[Stored entries]
---+---
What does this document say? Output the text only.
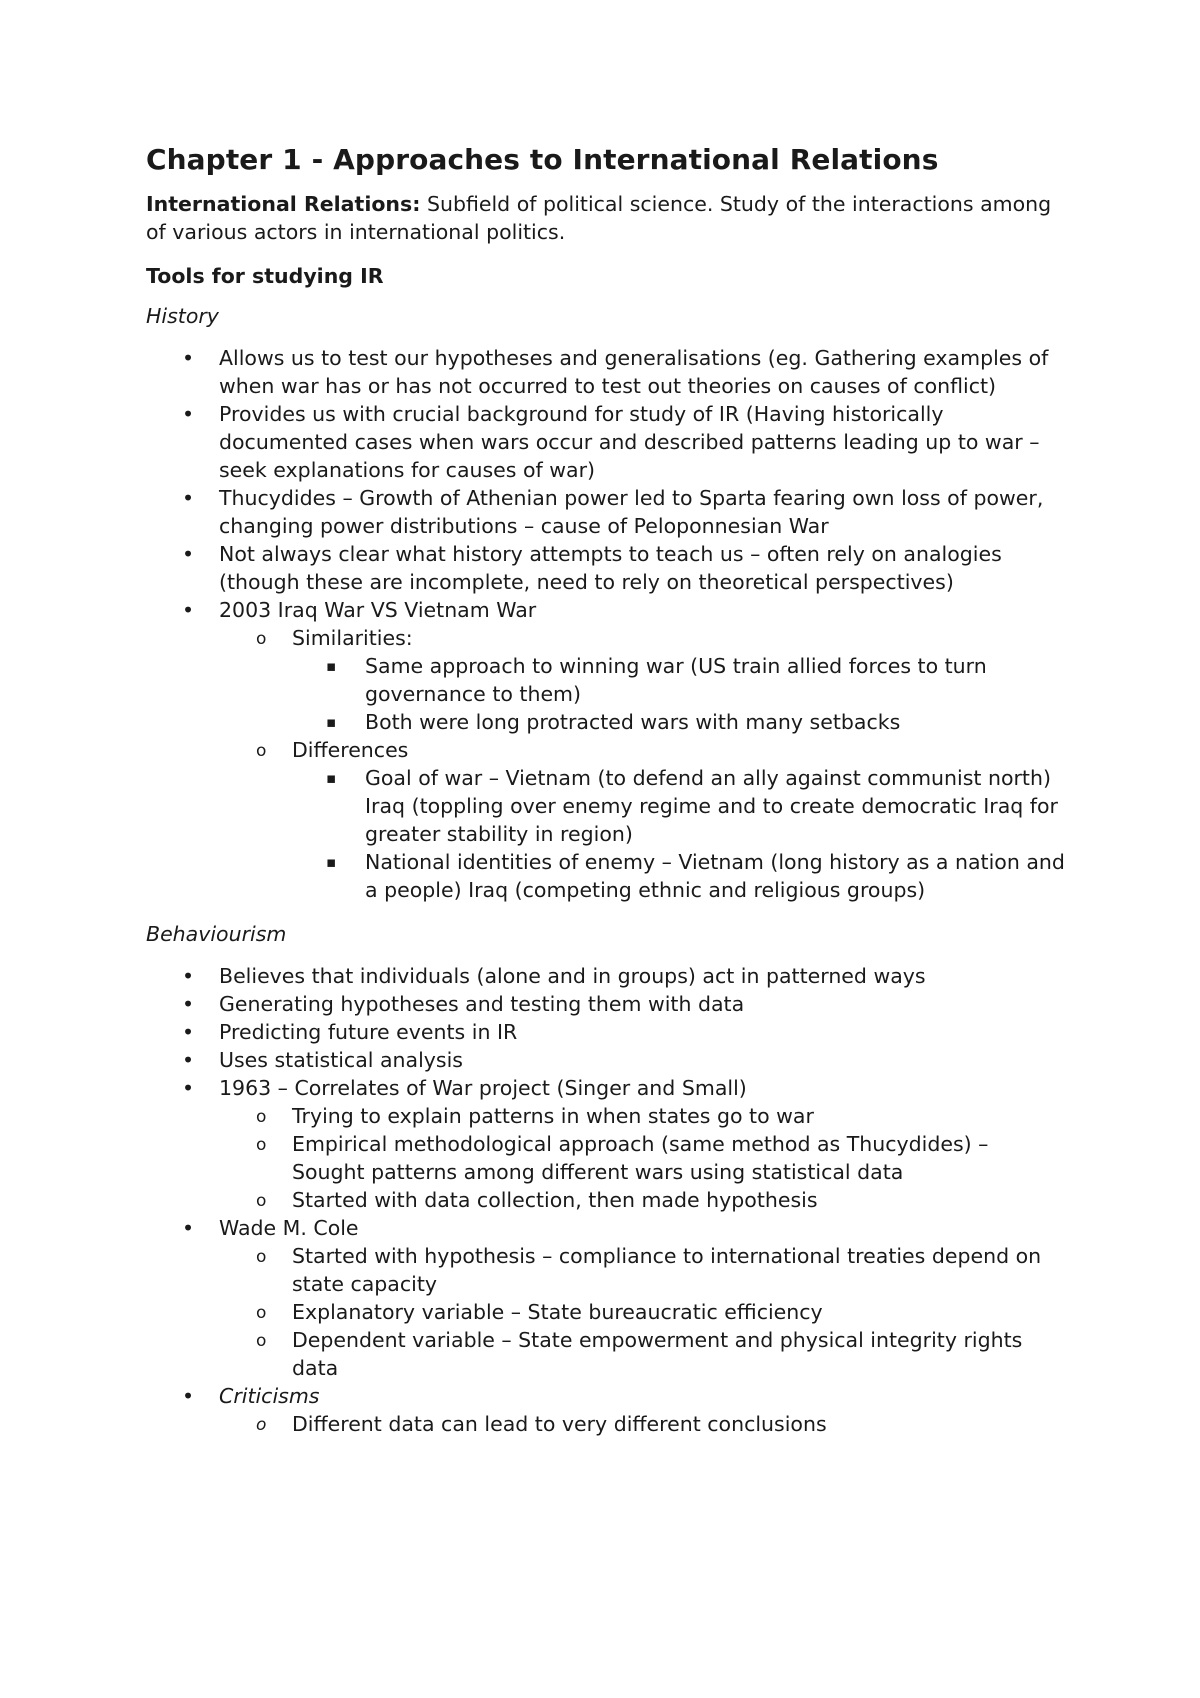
Chapter 1 - Approaches to International Relations

International Relations: Subfield of political science. Study of the interactions among of various actors in international politics.

Tools for studying IR
History
• Allows us to test our hypotheses and generalisations (eg. Gathering examples of when war has or has not occurred to test out theories on causes of conflict)
• Provides us with crucial background for study of IR (Having historically documented cases when wars occur and described patterns leading up to war – seek explanations for causes of war)
• Thucydides – Growth of Athenian power led to Sparta fearing own loss of power, changing power distributions – cause of Peloponnesian War
• Not always clear what history attempts to teach us – often rely on analogies (though these are incomplete, need to rely on theoretical perspectives)
• 2003 Iraq War VS Vietnam War
o Similarities:
▪ Same approach to winning war (US train allied forces to turn governance to them)
▪ Both were long protracted wars with many setbacks
o Differences
▪ Goal of war – Vietnam (to defend an ally against communist north) Iraq (toppling over enemy regime and to create democratic Iraq for greater stability in region)
▪ National identities of enemy – Vietnam (long history as a nation and a people) Iraq (competing ethnic and religious groups)
Behaviourism
• Believes that individuals (alone and in groups) act in patterned ways
• Generating hypotheses and testing them with data
• Predicting future events in IR
• Uses statistical analysis
• 1963 – Correlates of War project (Singer and Small)
o Trying to explain patterns in when states go to war
o Empirical methodological approach (same method as Thucydides) – Sought patterns among different wars using statistical data
o Started with data collection, then made hypothesis
• Wade M. Cole
o Started with hypothesis – compliance to international treaties depend on state capacity
o Explanatory variable – State bureaucratic efficiency
o Dependent variable – State empowerment and physical integrity rights data
• Criticisms
o Different data can lead to very different conclusions
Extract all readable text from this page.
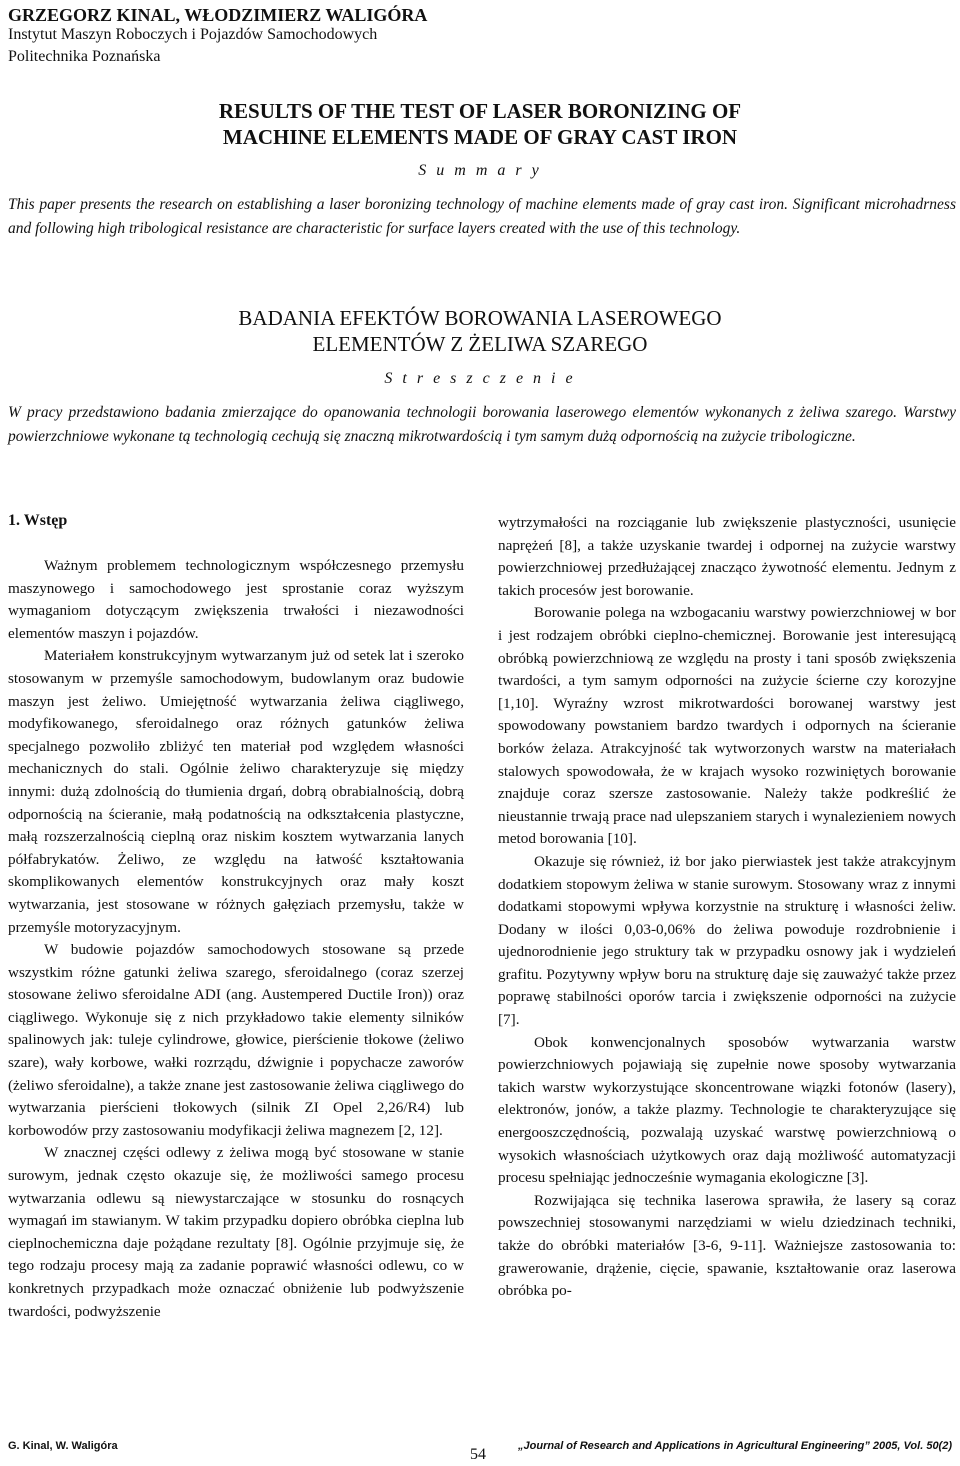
GRZEGORZ KINAL, WŁODZIMIERZ WALIGÓRA
Instytut Maszyn Roboczych i Pojazdów Samochodowych
Politechnika Poznańska
RESULTS OF THE TEST OF LASER BORONIZING OF
MACHINE ELEMENTS MADE OF GRAY CAST IRON
S u m m a r y
This paper presents the research on establishing a laser boronizing technology of machine elements made of gray cast iron. Significant microhadrness and following high tribological resistance are characteristic for surface layers created with the use of this technology.
BADANIA EFEKTÓW BOROWANIA LASEROWEGO
ELEMENTÓW Z ŻELIWA SZAREGO
S t r e s z c z e n i e
W pracy przedstawiono badania zmierzające do opanowania technologii borowania laserowego elementów wykonanych z żeliwa szarego. Warstwy powierzchniowe wykonane tą technologią cechują się znaczną mikrotwardością i tym samym dużą odpornością na zużycie tribologiczne.
1. Wstęp

Ważnym problemem technologicznym współczesnego przemysłu maszynowego i samochodowego jest sprostanie coraz wyższym wymaganiom dotyczącym zwiększenia trwałości i niezawodności elementów maszyn i pojazdów.

Materiałem konstrukcyjnym wytwarzanym już od setek lat i szeroko stosowanym w przemyśle samochodowym, budowlanym oraz budowie maszyn jest żeliwo. Umiejętność wytwarzania żeliwa ciągliwego, modyfikowanego, sferoidalnego oraz różnych gatunków żeliwa specjalnego pozwoliło zbliżyć ten materiał pod względem własności mechanicznych do stali. Ogólnie żeliwo charakteryzuje się między innymi: dużą zdolnością do tłumienia drgań, dobrą obrabialnością, dobrą odpornością na ścieranie, małą podatnością na odkształcenia plastyczne, małą rozszerzalnością cieplną oraz niskim kosztem wytwarzania lanych półfabrykatów. Żeliwo, ze względu na łatwość kształtowania skomplikowanych elementów konstrukcyjnych oraz mały koszt wytwarzania, jest stosowane w różnych gałęziach przemysłu, także w przemyśle motoryzacyjnym.

W budowie pojazdów samochodowych stosowane są przede wszystkim różne gatunki żeliwa szarego, sferoidalnego (coraz szerzej stosowane żeliwo sferoidalne ADI (ang. Austempered Ductile Iron)) oraz ciągliwego. Wykonuje się z nich przykładowo takie elementy silników spalinowych jak: tuleje cylindrowe, głowice, pierścienie tłokowe (żeliwo szare), wały korbowe, wałki rozrządu, dźwignie i popychacze zaworów (żeliwo sferoidalne), a także znane jest zastosowanie żeliwa ciągliwego do wytwarzania pierścieni tłokowych (silnik ZI Opel 2,26/R4) lub korbowodów przy zastosowaniu modyfikacji żeliwa magnezem [2, 12].

W znacznej części odlewy z żeliwa mogą być stosowane w stanie surowym, jednak często okazuje się, że możliwości samego procesu wytwarzania odlewu są niewystarczające w stosunku do rosnących wymagań im stawianym. W takim przypadku dopiero obróbka cieplna lub cieplnochemiczna daje pożądane rezultaty [8]. Ogólnie przyjmuje się, że tego rodzaju procesy mają za zadanie poprawić własności odlewu, co w konkretnych przypadkach może oznaczać obniżenie lub podwyższenie twardości, podwyższenie

wytrzymałości na rozciąganie lub zwiększenie plastyczności, usunięcie naprężeń [8], a także uzyskanie twardej i odpornej na zużycie warstwy powierzchniowej przedłużającej znacząco żywotność elementu. Jednym z takich procesów jest borowanie.

Borowanie polega na wzbogacaniu warstwy powierzchniowej w bor i jest rodzajem obróbki cieplno-chemicznej. Borowanie jest interesującą obróbką powierzchniową ze względu na prosty i tani sposób zwiększenia twardości, a tym samym odporności na zużycie ścierne czy korozyjne [1,10]. Wyraźny wzrost mikrotwardości borowanej warstwy jest spowodowany powstaniem bardzo twardych i odpornych na ścieranie borków żelaza. Atrakcyjność tak wytworzonych warstw na materiałach stalowych spowodowała, że w krajach wysoko rozwiniętych borowanie znajduje coraz szersze zastosowanie. Należy także podkreślić że nieustannie trwają prace nad ulepszaniem starych i wynalezieniem nowych metod borowania [10].

Okazuje się również, iż bor jako pierwiastek jest także atrakcyjnym dodatkiem stopowym żeliwa w stanie surowym. Stosowany wraz z innymi dodatkami stopowymi wpływa korzystnie na strukturę i własności żeliw. Dodany w ilości 0,03-0,06% do żeliwa powoduje rozdrobnienie i ujednorodnienie jego struktury tak w przypadku osnowy jak i wydzieleń grafitu. Pozytywny wpływ boru na strukturę daje się zauważyć także przez poprawę stabilności oporów tarcia i zwiększenie odporności na zużycie [7].

Obok konwencjonalnych sposobów wytwarzania warstw powierzchniowych pojawiają się zupełnie nowe sposoby wytwarzania takich warstw wykorzystujące skoncentrowane wiązki fotonów (lasery), elektronów, jonów, a także plazmy. Technologie te charakteryzujące się energooszczędnością, pozwalają uzyskać warstwę powierzchniową o wysokich własnościach użytkowych oraz dają możliwość automatyzacji procesu spełniając jednocześnie wymagania ekologiczne [3].

Rozwijająca się technika laserowa sprawiła, że lasery są coraz powszechniej stosowanymi narzędziami w wielu dziedzinach techniki, także do obróbki materiałów [3-6, 9-11]. Ważniejsze zastosowania to: grawerowanie, drążenie, cięcie, spawanie, kształtowanie oraz laserowa obróbka po-

G. Kinal, W. Waligóra	54	„Journal of Research and Applications in Agricultural Engineering” 2005, Vol. 50(2)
---+---
**Given request:**
Write the lines above out again exactly, without any of their pictures.

**Correct result:**
What does this document say? Output the text only.
Chapter 1 - Approaches to International Relations

International Relations: Subfield of political science. Study of the interactions among of various actors in international politics.

Tools for studying IR
History
• Allows us to test our hypotheses and generalisations (eg. Gathering examples of when war has or has not occurred to test out theories on causes of conflict)
• Provides us with crucial background for study of IR (Having historically documented cases when wars occur and described patterns leading up to war – seek explanations for causes of war)
• Thucydides – Growth of Athenian power led to Sparta fearing own loss of power, changing power distributions – cause of Peloponnesian War
• Not always clear what history attempts to teach us – often rely on analogies (though these are incomplete, need to rely on theoretical perspectives)
• 2003 Iraq War VS Vietnam War
o Similarities:
▪ Same approach to winning war (US train allied forces to turn governance to them)
▪ Both were long protracted wars with many setbacks
o Differences
▪ Goal of war – Vietnam (to defend an ally against communist north) Iraq (toppling over enemy regime and to create democratic Iraq for greater stability in region)
▪ National identities of enemy – Vietnam (long history as a nation and a people) Iraq (competing ethnic and religious groups)
Behaviourism
• Believes that individuals (alone and in groups) act in patterned ways
• Generating hypotheses and testing them with data
• Predicting future events in IR
• Uses statistical analysis
• 1963 – Correlates of War project (Singer and Small)
o Trying to explain patterns in when states go to war
o Empirical methodological approach (same method as Thucydides) – Sought patterns among different wars using statistical data
o Started with data collection, then made hypothesis
• Wade M. Cole
o Started with hypothesis – compliance to international treaties depend on state capacity
o Explanatory variable – State bureaucratic efficiency
o Dependent variable – State empowerment and physical integrity rights data
• Criticisms
o Different data can lead to very different conclusions
Extract all readable text from this page.
GRZEGORZ KINAL, WŁODZIMIERZ WALIGÓRA
Instytut Maszyn Roboczych i Pojazdów Samochodowych
Politechnika Poznańska
RESULTS OF THE TEST OF LASER BORONIZING OF
MACHINE ELEMENTS MADE OF GRAY CAST IRON
S u m m a r y
This paper presents the research on establishing a laser boronizing technology of machine elements made of gray cast iron. Significant microhadrness and following high tribological resistance are characteristic for surface layers created with the use of this technology.
BADANIA EFEKTÓW BOROWANIA LASEROWEGO
ELEMENTÓW Z ŻELIWA SZAREGO
S t r e s z c z e n i e
W pracy przedstawiono badania zmierzające do opanowania technologii borowania laserowego elementów wykonanych z żeliwa szarego. Warstwy powierzchniowe wykonane tą technologią cechują się znaczną mikrotwardością i tym samym dużą odpornością na zużycie tribologiczne.
1. Wstęp

Ważnym problemem technologicznym współczesnego przemysłu maszynowego i samochodowego jest sprostanie coraz wyższym wymaganiom dotyczącym zwiększenia trwałości i niezawodności elementów maszyn i pojazdów.

Materiałem konstrukcyjnym wytwarzanym już od setek lat i szeroko stosowanym w przemyśle samochodowym, budowlanym oraz budowie maszyn jest żeliwo. Umiejętność wytwarzania żeliwa ciągliwego, modyfikowanego, sferoidalnego oraz różnych gatunków żeliwa specjalnego pozwoliło zbliżyć ten materiał pod względem własności mechanicznych do stali. Ogólnie żeliwo charakteryzuje się między innymi: dużą zdolnością do tłumienia drgań, dobrą obrabialnością, dobrą odpornością na ścieranie, małą podatnością na odkształcenia plastyczne, małą rozszerzalnością cieplną oraz niskim kosztem wytwarzania lanych półfabrykatów. Żeliwo, ze względu na łatwość kształtowania skomplikowanych elementów konstrukcyjnych oraz mały koszt wytwarzania, jest stosowane w różnych gałęziach przemysłu, także w przemyśle motoryzacyjnym.

W budowie pojazdów samochodowych stosowane są przede wszystkim różne gatunki żeliwa szarego, sferoidalnego (coraz szerzej stosowane żeliwo sferoidalne ADI (ang. Austempered Ductile Iron)) oraz ciągliwego. Wykonuje się z nich przykładowo takie elementy silników spalinowych jak: tuleje cylindrowe, głowice, pierścienie tłokowe (żeliwo szare), wały korbowe, wałki rozrządu, dźwignie i popychacze zaworów (żeliwo sferoidalne), a także znane jest zastosowanie żeliwa ciągliwego do wytwarzania pierścieni tłokowych (silnik ZI Opel 2,26/R4) lub korbowodów przy zastosowaniu modyfikacji żeliwa magnezem [2, 12].

W znacznej części odlewy z żeliwa mogą być stosowane w stanie surowym, jednak często okazuje się, że możliwości samego procesu wytwarzania odlewu są niewystarczające w stosunku do rosnących wymagań im stawianym. W takim przypadku dopiero obróbka cieplna lub cieplnochemiczna daje pożądane rezultaty [8]. Ogólnie przyjmuje się, że tego rodzaju procesy mają za zadanie poprawić własności odlewu, co w konkretnych przypadkach może oznaczać obniżenie lub podwyższenie twardości, podwyższenie

wytrzymałości na rozciąganie lub zwiększenie plastyczności, usunięcie naprężeń [8], a także uzyskanie twardej i odpornej na zużycie warstwy powierzchniowej przedłużającej znacząco żywotność elementu. Jednym z takich procesów jest borowanie.

Borowanie polega na wzbogacaniu warstwy powierzchniowej w bor i jest rodzajem obróbki cieplno-chemicznej. Borowanie jest interesującą obróbką powierzchniową ze względu na prosty i tani sposób zwiększenia twardości, a tym samym odporności na zużycie ścierne czy korozyjne [1,10]. Wyraźny wzrost mikrotwardości borowanej warstwy jest spowodowany powstaniem bardzo twardych i odpornych na ścieranie borków żelaza. Atrakcyjność tak wytworzonych warstw na materiałach stalowych spowodowała, że w krajach wysoko rozwiniętych borowanie znajduje coraz szersze zastosowanie. Należy także podkreślić że nieustannie trwają prace nad ulepszaniem starych i wynalezieniem nowych metod borowania [10].

Okazuje się również, iż bor jako pierwiastek jest także atrakcyjnym dodatkiem stopowym żeliwa w stanie surowym. Stosowany wraz z innymi dodatkami stopowymi wpływa korzystnie na strukturę i własności żeliw. Dodany w ilości 0,03-0,06% do żeliwa powoduje rozdrobnienie i ujednorodnienie jego struktury tak w przypadku osnowy jak i wydzieleń grafitu. Pozytywny wpływ boru na strukturę daje się zauważyć także przez poprawę stabilności oporów tarcia i zwiększenie odporności na zużycie [7].

Obok konwencjonalnych sposobów wytwarzania warstw powierzchniowych pojawiają się zupełnie nowe sposoby wytwarzania takich warstw wykorzystujące skoncentrowane wiązki fotonów (lasery), elektronów, jonów, a także plazmy. Technologie te charakteryzujące się energooszczędnością, pozwalają uzyskać warstwę powierzchniową o wysokich własnościach użytkowych oraz dają możliwość automatyzacji procesu spełniając jednocześnie wymagania ekologiczne [3].

Rozwijająca się technika laserowa sprawiła, że lasery są coraz powszechniej stosowanymi narzędziami w wielu dziedzinach techniki, także do obróbki materiałów [3-6, 9-11]. Ważniejsze zastosowania to: grawerowanie, drążenie, cięcie, spawanie, kształtowanie oraz laserowa obróbka po-

G. Kinal, W. Waligóra	54	„Journal of Research and Applications in Agricultural Engineering” 2005, Vol. 50(2)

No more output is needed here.